Do this –
Reproduce the material verbatim, from its first line through the line that contains "category-label: R [897, 482, 915, 510]", inclusive.
╭──
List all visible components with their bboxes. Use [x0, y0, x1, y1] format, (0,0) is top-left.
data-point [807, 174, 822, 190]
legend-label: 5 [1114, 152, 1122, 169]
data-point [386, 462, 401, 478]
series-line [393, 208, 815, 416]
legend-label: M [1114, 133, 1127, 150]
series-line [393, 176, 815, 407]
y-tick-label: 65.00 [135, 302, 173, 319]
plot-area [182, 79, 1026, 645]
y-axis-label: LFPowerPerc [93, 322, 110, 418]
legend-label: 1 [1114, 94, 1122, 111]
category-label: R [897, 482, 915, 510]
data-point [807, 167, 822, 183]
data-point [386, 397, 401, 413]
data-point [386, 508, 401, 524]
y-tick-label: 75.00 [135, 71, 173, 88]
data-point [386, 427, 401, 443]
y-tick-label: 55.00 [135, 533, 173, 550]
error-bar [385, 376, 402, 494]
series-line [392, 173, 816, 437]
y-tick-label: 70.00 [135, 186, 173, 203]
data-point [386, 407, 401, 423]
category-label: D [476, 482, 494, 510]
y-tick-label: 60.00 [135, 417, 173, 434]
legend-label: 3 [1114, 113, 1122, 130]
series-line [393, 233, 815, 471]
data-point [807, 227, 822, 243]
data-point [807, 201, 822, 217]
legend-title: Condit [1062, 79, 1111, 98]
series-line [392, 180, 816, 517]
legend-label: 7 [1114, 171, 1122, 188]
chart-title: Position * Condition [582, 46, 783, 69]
╰──
Response to the exercise –
List all visible components with their bboxes. Use [x0, y0, x1, y1] format, (0,0) is top-left.
data-point [807, 174, 822, 190]
legend-label: 5 [1114, 152, 1122, 169]
data-point [386, 462, 401, 478]
series-line [393, 208, 815, 416]
legend-label: M [1114, 133, 1127, 150]
series-line [393, 176, 815, 407]
y-tick-label: 65.00 [135, 302, 173, 319]
plot-area [182, 79, 1026, 645]
y-axis-label: LFPowerPerc [93, 322, 110, 418]
legend-label: 1 [1114, 94, 1122, 111]
category-label: R [897, 482, 915, 510]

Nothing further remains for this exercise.